Directive: Return the material word for word. Do not include the pictures.

Collected data entries:

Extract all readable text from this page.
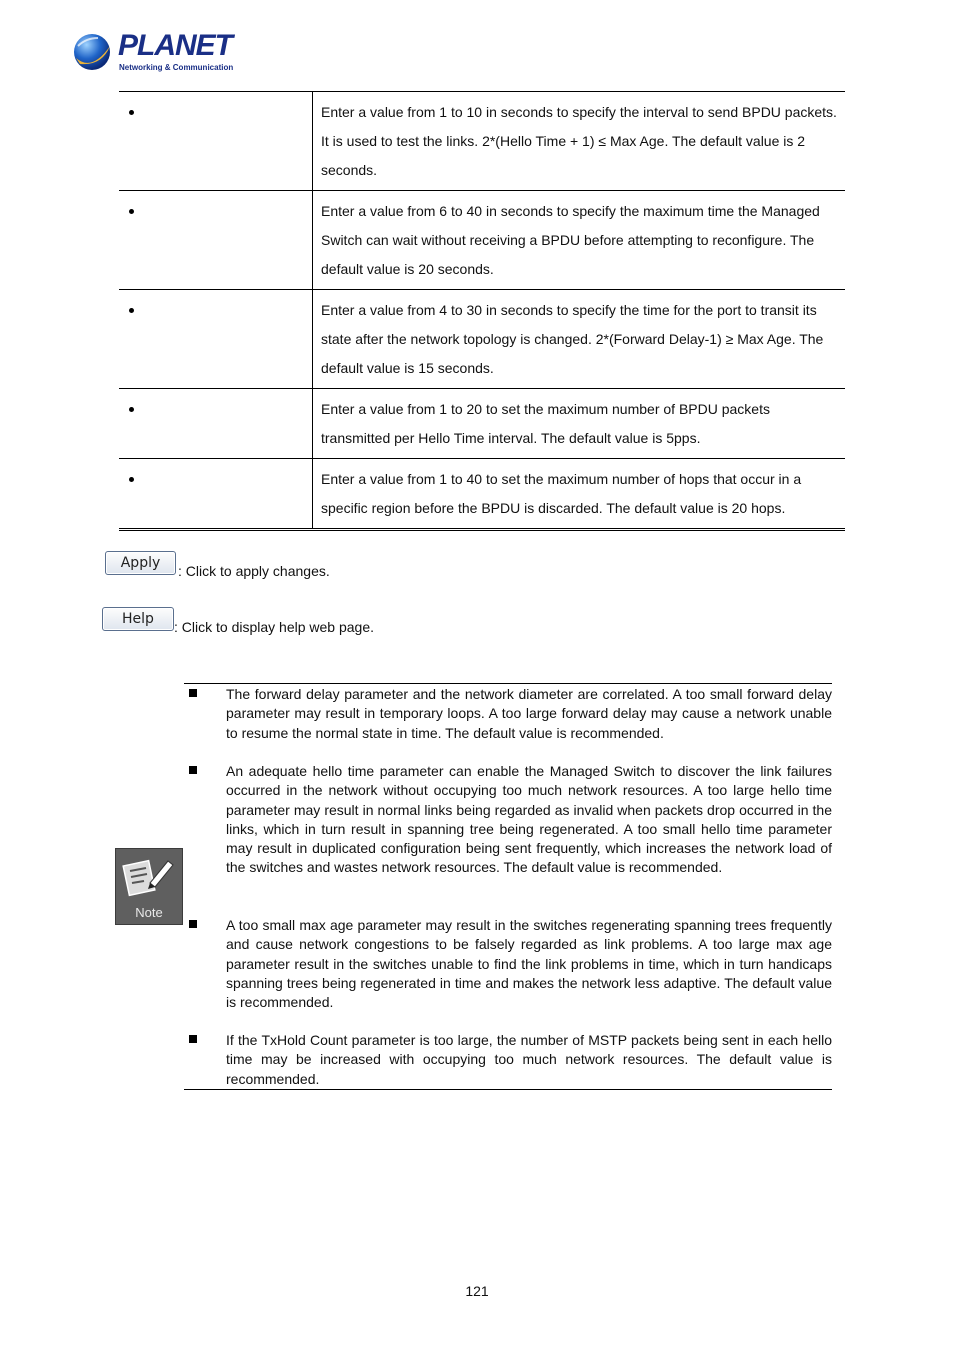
PLANET
Networking & Communication
	Enter a value from 1 to 10 in seconds to specify the interval to send BPDU packets. It is used to test the links. 2*(Hello Time + 1) ≤ Max Age. The default value is 2 seconds.
	Enter a value from 6 to 40 in seconds to specify the maximum time the Managed Switch can wait without receiving a BPDU before attempting to reconfigure. The default value is 20 seconds.
	Enter a value from 4 to 30 in seconds to specify the time for the port to transit its state after the network topology is changed. 2*(Forward Delay-1) ≥ Max Age. The default value is 15 seconds.
	Enter a value from 1 to 20 to set the maximum number of BPDU packets transmitted per Hello Time interval. The default value is 5pps.
	Enter a value from 1 to 40 to set the maximum number of hops that occur in a specific region before the BPDU is discarded. The default value is 20 hops.
Apply	: Click to apply changes.
Help	: Click to display help web page.
Note
The forward delay parameter and the network diameter are correlated. A too small forward delay parameter may result in temporary loops. A too large forward delay may cause a network unable to resume the normal state in time. The default value is recommended.
An adequate hello time parameter can enable the Managed Switch to discover the link failures occurred in the network without occupying too much network resources. A too large hello time parameter may result in normal links being regarded as invalid when packets drop occurred in the links, which in turn result in spanning tree being regenerated. A too small hello time parameter may result in duplicated configuration being sent frequently, which increases the network load of the switches and wastes network resources. The default value is recommended.
A too small max age parameter may result in the switches regenerating spanning trees frequently and cause network congestions to be falsely regarded as link problems. A too large max age parameter result in the switches unable to find the link problems in time, which in turn handicaps spanning trees being regenerated in time and makes the network less adaptive. The default value is recommended.
If the TxHold Count parameter is too large, the number of MSTP packets being sent in each hello time may be increased with occupying too much network resources. The default value is recommended.
121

Answer below:
Extract all readable text from this page.
PLANET
Networking & Communication
	Enter a value from 1 to 10 in seconds to specify the interval to send BPDU packets. It is used to test the links. 2*(Hello Time + 1) ≤ Max Age. The default value is 2 seconds.
	Enter a value from 6 to 40 in seconds to specify the maximum time the Managed Switch can wait without receiving a BPDU before attempting to reconfigure. The default value is 20 seconds.
	Enter a value from 4 to 30 in seconds to specify the time for the port to transit its state after the network topology is changed. 2*(Forward Delay-1) ≥ Max Age. The default value is 15 seconds.
	Enter a value from 1 to 20 to set the maximum number of BPDU packets transmitted per Hello Time interval. The default value is 5pps.
	Enter a value from 1 to 40 to set the maximum number of hops that occur in a specific region before the BPDU is discarded. The default value is 20 hops.
Apply	: Click to apply changes.
Help	: Click to display help web page.
Note
The forward delay parameter and the network diameter are correlated. A too small forward delay parameter may result in temporary loops. A too large forward delay may cause a network unable to resume the normal state in time. The default value is recommended.
An adequate hello time parameter can enable the Managed Switch to discover the link failures occurred in the network without occupying too much network resources. A too large hello time parameter may result in normal links being regarded as invalid when packets drop occurred in the links, which in turn result in spanning tree being regenerated. A too small hello time parameter may result in duplicated configuration being sent frequently, which increases the network load of the switches and wastes network resources. The default value is recommended.
A too small max age parameter may result in the switches regenerating spanning trees frequently and cause network congestions to be falsely regarded as link problems. A too large max age parameter result in the switches unable to find the link problems in time, which in turn handicaps spanning trees being regenerated in time and makes the network less adaptive. The default value is recommended.
If the TxHold Count parameter is too large, the number of MSTP packets being sent in each hello time may be increased with occupying too much network resources. The default value is recommended.
121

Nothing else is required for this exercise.